Source data
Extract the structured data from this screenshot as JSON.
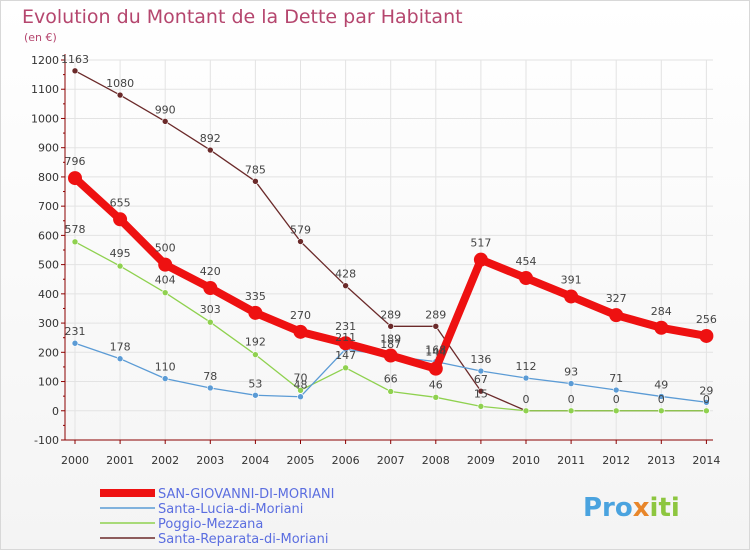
{
  "chart_data": {
    "type": "line",
    "title": "Evolution du Montant de la Dette par Habitant",
    "subtitle": "(en €)",
    "xlabel": "",
    "ylabel": "",
    "ylim": [
      -100,
      1200
    ],
    "yticks": [
      -100,
      0,
      100,
      200,
      300,
      400,
      500,
      600,
      700,
      800,
      900,
      1000,
      1100,
      1200
    ],
    "categories": [
      "2000",
      "2001",
      "2002",
      "2003",
      "2004",
      "2005",
      "2006",
      "2007",
      "2008",
      "2009",
      "2010",
      "2011",
      "2012",
      "2013",
      "2014"
    ],
    "series": [
      {
        "name": "SAN-GIOVANNI-DI-MORIANI",
        "color": "#ee1111",
        "values": [
          796,
          655,
          500,
          420,
          335,
          270,
          231,
          189,
          144,
          517,
          454,
          391,
          327,
          284,
          256
        ]
      },
      {
        "name": "Santa-Lucia-di-Moriani",
        "color": "#5b9bd5",
        "values": [
          231,
          178,
          110,
          78,
          53,
          48,
          211,
          187,
          168,
          136,
          112,
          93,
          71,
          49,
          29
        ]
      },
      {
        "name": "Poggio-Mezzana",
        "color": "#8fd14f",
        "values": [
          578,
          495,
          404,
          303,
          192,
          70,
          147,
          66,
          46,
          15,
          0,
          0,
          0,
          0,
          0
        ]
      },
      {
        "name": "Santa-Reparata-di-Moriani",
        "color": "#6b2a2a",
        "values": [
          1163,
          1080,
          990,
          892,
          785,
          579,
          428,
          289,
          289,
          67,
          0,
          0,
          0,
          0,
          0
        ]
      }
    ],
    "labels": [
      {
        "series": 0,
        "values": [
          "796",
          "655",
          "500",
          "420",
          "335",
          "270",
          "231",
          "189",
          "144",
          "517",
          "454",
          "391",
          "327",
          "284",
          "256"
        ]
      },
      {
        "series": 1,
        "values": [
          "231",
          "178",
          "110",
          "78",
          "53",
          "48",
          "211",
          "187",
          "168",
          "136",
          "112",
          "93",
          "71",
          "49",
          "29"
        ]
      },
      {
        "series": 2,
        "values": [
          "578",
          "495",
          "404",
          "303",
          "192",
          "70",
          "147",
          "66",
          "46",
          "15",
          "",
          "",
          "",
          "",
          ""
        ]
      },
      {
        "series": 3,
        "values": [
          "1163",
          "1080",
          "990",
          "892",
          "785",
          "579",
          "428",
          "289",
          "289",
          "67",
          "0",
          "0",
          "0",
          "0",
          "0"
        ]
      }
    ]
  },
  "logo": {
    "part1": "Pro",
    "part2": "x",
    "part3": "iti"
  },
  "colors": {
    "axis": "#8b0000",
    "grid": "#e3e3e3",
    "title": "#b5466e"
  }
}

[WHAT IS REQUIRED]:
Copy out every line of the data that includes the word "name".

[TASK OUTPUT]:
        "name": "SAN-GIOVANNI-DI-MORIANI",
        "name": "Santa-Lucia-di-Moriani",
        "name": "Poggio-Mezzana",
        "name": "Santa-Reparata-di-Moriani",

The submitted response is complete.